**Work to be completed**
Output every entry exactly as written.

**Listed entries**
··········

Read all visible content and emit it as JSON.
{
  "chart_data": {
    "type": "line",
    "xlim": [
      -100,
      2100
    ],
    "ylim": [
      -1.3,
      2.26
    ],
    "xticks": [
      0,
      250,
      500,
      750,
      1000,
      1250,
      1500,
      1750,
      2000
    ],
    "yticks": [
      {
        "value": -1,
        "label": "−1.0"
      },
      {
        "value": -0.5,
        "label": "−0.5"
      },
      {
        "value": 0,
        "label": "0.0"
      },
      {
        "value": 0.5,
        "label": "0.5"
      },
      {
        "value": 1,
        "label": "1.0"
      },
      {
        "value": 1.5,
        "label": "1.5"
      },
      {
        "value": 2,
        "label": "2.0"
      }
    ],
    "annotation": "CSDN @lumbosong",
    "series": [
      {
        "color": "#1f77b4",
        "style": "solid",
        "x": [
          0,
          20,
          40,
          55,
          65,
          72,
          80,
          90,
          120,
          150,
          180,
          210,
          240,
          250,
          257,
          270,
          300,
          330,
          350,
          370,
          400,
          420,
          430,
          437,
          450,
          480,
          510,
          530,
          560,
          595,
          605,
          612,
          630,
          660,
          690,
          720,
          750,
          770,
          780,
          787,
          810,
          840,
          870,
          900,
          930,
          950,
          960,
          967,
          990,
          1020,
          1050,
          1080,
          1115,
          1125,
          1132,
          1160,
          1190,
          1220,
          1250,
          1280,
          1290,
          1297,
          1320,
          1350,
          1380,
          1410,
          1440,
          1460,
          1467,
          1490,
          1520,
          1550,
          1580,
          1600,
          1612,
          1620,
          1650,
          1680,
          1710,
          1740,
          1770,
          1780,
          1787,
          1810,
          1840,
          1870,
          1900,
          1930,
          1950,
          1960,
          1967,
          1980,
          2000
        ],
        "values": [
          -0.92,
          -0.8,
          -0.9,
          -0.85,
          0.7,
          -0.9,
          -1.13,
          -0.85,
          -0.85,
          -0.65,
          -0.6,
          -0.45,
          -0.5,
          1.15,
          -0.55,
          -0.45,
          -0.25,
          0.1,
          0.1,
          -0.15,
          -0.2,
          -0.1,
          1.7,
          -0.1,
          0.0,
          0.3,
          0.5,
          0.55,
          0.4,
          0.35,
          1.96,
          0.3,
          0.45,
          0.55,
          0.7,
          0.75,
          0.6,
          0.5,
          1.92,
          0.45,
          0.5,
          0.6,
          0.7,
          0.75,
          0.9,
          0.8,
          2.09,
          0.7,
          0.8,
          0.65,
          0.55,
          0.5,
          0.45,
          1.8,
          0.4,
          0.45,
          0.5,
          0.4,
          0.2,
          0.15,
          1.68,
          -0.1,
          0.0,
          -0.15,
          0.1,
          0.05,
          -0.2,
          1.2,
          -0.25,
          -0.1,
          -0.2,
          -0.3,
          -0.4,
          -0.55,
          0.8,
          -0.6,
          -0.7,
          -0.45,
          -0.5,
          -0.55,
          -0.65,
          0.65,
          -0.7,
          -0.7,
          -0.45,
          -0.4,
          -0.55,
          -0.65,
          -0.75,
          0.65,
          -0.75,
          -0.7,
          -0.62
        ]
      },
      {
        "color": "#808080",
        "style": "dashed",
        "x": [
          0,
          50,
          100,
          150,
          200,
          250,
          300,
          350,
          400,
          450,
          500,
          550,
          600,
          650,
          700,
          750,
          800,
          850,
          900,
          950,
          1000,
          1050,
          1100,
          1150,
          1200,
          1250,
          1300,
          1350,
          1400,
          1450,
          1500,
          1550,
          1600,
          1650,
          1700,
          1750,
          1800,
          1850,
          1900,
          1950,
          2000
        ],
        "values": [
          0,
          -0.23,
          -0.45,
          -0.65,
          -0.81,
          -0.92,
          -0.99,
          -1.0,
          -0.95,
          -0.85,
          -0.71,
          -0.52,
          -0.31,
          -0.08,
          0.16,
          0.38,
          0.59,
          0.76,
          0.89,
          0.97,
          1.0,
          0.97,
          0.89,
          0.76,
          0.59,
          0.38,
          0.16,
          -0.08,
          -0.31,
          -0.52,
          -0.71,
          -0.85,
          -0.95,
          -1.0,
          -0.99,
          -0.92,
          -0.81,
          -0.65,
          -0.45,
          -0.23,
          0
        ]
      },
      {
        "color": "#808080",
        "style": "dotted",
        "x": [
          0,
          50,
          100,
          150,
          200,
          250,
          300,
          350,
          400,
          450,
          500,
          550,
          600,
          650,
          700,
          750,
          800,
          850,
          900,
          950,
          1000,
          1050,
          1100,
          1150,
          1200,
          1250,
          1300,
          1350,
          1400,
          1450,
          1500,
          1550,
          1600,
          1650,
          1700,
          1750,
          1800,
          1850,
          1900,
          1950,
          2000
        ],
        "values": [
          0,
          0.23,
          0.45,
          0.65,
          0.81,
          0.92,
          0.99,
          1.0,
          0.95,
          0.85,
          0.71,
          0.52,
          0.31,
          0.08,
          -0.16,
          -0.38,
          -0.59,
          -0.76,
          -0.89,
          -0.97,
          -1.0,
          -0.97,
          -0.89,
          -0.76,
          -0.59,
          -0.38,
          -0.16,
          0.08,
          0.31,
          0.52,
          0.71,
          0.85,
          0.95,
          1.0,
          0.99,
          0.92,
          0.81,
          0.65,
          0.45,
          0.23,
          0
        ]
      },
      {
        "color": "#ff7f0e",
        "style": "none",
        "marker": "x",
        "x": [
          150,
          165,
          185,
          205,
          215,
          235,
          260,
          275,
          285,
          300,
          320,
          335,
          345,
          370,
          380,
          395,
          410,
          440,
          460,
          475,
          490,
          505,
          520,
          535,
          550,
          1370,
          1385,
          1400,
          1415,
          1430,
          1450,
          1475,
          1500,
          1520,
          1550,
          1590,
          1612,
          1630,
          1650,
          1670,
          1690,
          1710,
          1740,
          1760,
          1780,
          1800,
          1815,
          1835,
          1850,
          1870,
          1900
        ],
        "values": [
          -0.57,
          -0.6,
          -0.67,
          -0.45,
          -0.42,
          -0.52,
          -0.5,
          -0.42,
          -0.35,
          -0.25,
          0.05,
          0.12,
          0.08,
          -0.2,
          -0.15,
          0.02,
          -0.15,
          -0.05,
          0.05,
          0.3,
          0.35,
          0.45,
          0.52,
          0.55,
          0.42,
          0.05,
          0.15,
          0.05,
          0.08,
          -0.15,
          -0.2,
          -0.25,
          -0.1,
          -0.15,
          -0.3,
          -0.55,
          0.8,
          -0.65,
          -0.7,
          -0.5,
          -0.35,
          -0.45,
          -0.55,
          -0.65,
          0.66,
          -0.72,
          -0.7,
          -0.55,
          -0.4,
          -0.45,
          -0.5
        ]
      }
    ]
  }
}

··········

**Exercise response**
Read all visible content and emit it as JSON.
{
  "chart_data": {
    "type": "line",
    "xlim": [
      -100,
      2100
    ],
    "ylim": [
      -1.3,
      2.26
    ],
    "xticks": [
      0,
      250,
      500,
      750,
      1000,
      1250,
      1500,
      1750,
      2000
    ],
    "yticks": [
      {
        "value": -1,
        "label": "−1.0"
      },
      {
        "value": -0.5,
        "label": "−0.5"
      },
      {
        "value": 0,
        "label": "0.0"
      },
      {
        "value": 0.5,
        "label": "0.5"
      },
      {
        "value": 1,
        "label": "1.0"
      },
      {
        "value": 1.5,
        "label": "1.5"
      },
      {
        "value": 2,
        "label": "2.0"
      }
    ],
    "annotation": "CSDN @lumbosong",
    "series": [
      {
        "color": "#1f77b4",
        "style": "solid",
        "x": [
          0,
          20,
          40,
          55,
          65,
          72,
          80,
          90,
          120,
          150,
          180,
          210,
          240,
          250,
          257,
          270,
          300,
          330,
          350,
          370,
          400,
          420,
          430,
          437,
          450,
          480,
          510,
          530,
          560,
          595,
          605,
          612,
          630,
          660,
          690,
          720,
          750,
          770,
          780,
          787,
          810,
          840,
          870,
          900,
          930,
          950,
          960,
          967,
          990,
          1020,
          1050,
          1080,
          1115,
          1125,
          1132,
          1160,
          1190,
          1220,
          1250,
          1280,
          1290,
          1297,
          1320,
          1350,
          1380,
          1410,
          1440,
          1460,
          1467,
          1490,
          1520,
          1550,
          1580,
          1600,
          1612,
          1620,
          1650,
          1680,
          1710,
          1740,
          1770,
          1780,
          1787,
          1810,
          1840,
          1870,
          1900,
          1930,
          1950,
          1960,
          1967,
          1980,
          2000
        ],
        "values": [
          -0.92,
          -0.8,
          -0.9,
          -0.85,
          0.7,
          -0.9,
          -1.13,
          -0.85,
          -0.85,
          -0.65,
          -0.6,
          -0.45,
          -0.5,
          1.15,
          -0.55,
          -0.45,
          -0.25,
          0.1,
          0.1,
          -0.15,
          -0.2,
          -0.1,
          1.7,
          -0.1,
          0.0,
          0.3,
          0.5,
          0.55,
          0.4,
          0.35,
          1.96,
          0.3,
          0.45,
          0.55,
          0.7,
          0.75,
          0.6,
          0.5,
          1.92,
          0.45,
          0.5,
          0.6,
          0.7,
          0.75,
          0.9,
          0.8,
          2.09,
          0.7,
          0.8,
          0.65,
          0.55,
          0.5,
          0.45,
          1.8,
          0.4,
          0.45,
          0.5,
          0.4,
          0.2,
          0.15,
          1.68,
          -0.1,
          0.0,
          -0.15,
          0.1,
          0.05,
          -0.2,
          1.2,
          -0.25,
          -0.1,
          -0.2,
          -0.3,
          -0.4,
          -0.55,
          0.8,
          -0.6,
          -0.7,
          -0.45,
          -0.5,
          -0.55,
          -0.65,
          0.65,
          -0.7,
          -0.7,
          -0.45,
          -0.4,
          -0.55,
          -0.65,
          -0.75,
          0.65,
          -0.75,
          -0.7,
          -0.62
        ]
      },
      {
        "color": "#808080",
        "style": "dashed",
        "x": [
          0,
          50,
          100,
          150,
          200,
          250,
          300,
          350,
          400,
          450,
          500,
          550,
          600,
          650,
          700,
          750,
          800,
          850,
          900,
          950,
          1000,
          1050,
          1100,
          1150,
          1200,
          1250,
          1300,
          1350,
          1400,
          1450,
          1500,
          1550,
          1600,
          1650,
          1700,
          1750,
          1800,
          1850,
          1900,
          1950,
          2000
        ],
        "values": [
          0,
          -0.23,
          -0.45,
          -0.65,
          -0.81,
          -0.92,
          -0.99,
          -1.0,
          -0.95,
          -0.85,
          -0.71,
          -0.52,
          -0.31,
          -0.08,
          0.16,
          0.38,
          0.59,
          0.76,
          0.89,
          0.97,
          1.0,
          0.97,
          0.89,
          0.76,
          0.59,
          0.38,
          0.16,
          -0.08,
          -0.31,
          -0.52,
          -0.71,
          -0.85,
          -0.95,
          -1.0,
          -0.99,
          -0.92,
          -0.81,
          -0.65,
          -0.45,
          -0.23,
          0
        ]
      },
      {
        "color": "#808080",
        "style": "dotted",
        "x": [
          0,
          50,
          100,
          150,
          200,
          250,
          300,
          350,
          400,
          450,
          500,
          550,
          600,
          650,
          700,
          750,
          800,
          850,
          900,
          950,
          1000,
          1050,
          1100,
          1150,
          1200,
          1250,
          1300,
          1350,
          1400,
          1450,
          1500,
          1550,
          1600,
          1650,
          1700,
          1750,
          1800,
          1850,
          1900,
          1950,
          2000
        ],
        "values": [
          0,
          0.23,
          0.45,
          0.65,
          0.81,
          0.92,
          0.99,
          1.0,
          0.95,
          0.85,
          0.71,
          0.52,
          0.31,
          0.08,
          -0.16,
          -0.38,
          -0.59,
          -0.76,
          -0.89,
          -0.97,
          -1.0,
          -0.97,
          -0.89,
          -0.76,
          -0.59,
          -0.38,
          -0.16,
          0.08,
          0.31,
          0.52,
          0.71,
          0.85,
          0.95,
          1.0,
          0.99,
          0.92,
          0.81,
          0.65,
          0.45,
          0.23,
          0
        ]
      },
      {
        "color": "#ff7f0e",
        "style": "none",
        "marker": "x",
        "x": [
          150,
          165,
          185,
          205,
          215,
          235,
          260,
          275,
          285,
          300,
          320,
          335,
          345,
          370,
          380,
          395,
          410,
          440,
          460,
          475,
          490,
          505,
          520,
          535,
          550,
          1370,
          1385,
          1400,
          1415,
          1430,
          1450,
          1475,
          1500,
          1520,
          1550,
          1590,
          1612,
          1630,
          1650,
          1670,
          1690,
          1710,
          1740,
          1760,
          1780,
          1800,
          1815,
          1835,
          1850,
          1870,
          1900
        ],
        "values": [
          -0.57,
          -0.6,
          -0.67,
          -0.45,
          -0.42,
          -0.52,
          -0.5,
          -0.42,
          -0.35,
          -0.25,
          0.05,
          0.12,
          0.08,
          -0.2,
          -0.15,
          0.02,
          -0.15,
          -0.05,
          0.05,
          0.3,
          0.35,
          0.45,
          0.52,
          0.55,
          0.42,
          0.05,
          0.15,
          0.05,
          0.08,
          -0.15,
          -0.2,
          -0.25,
          -0.1,
          -0.15,
          -0.3,
          -0.55,
          0.8,
          -0.65,
          -0.7,
          -0.5,
          -0.35,
          -0.45,
          -0.55,
          -0.65,
          0.66,
          -0.72,
          -0.7,
          -0.55,
          -0.4,
          -0.45,
          -0.5
        ]
      }
    ]
  }
}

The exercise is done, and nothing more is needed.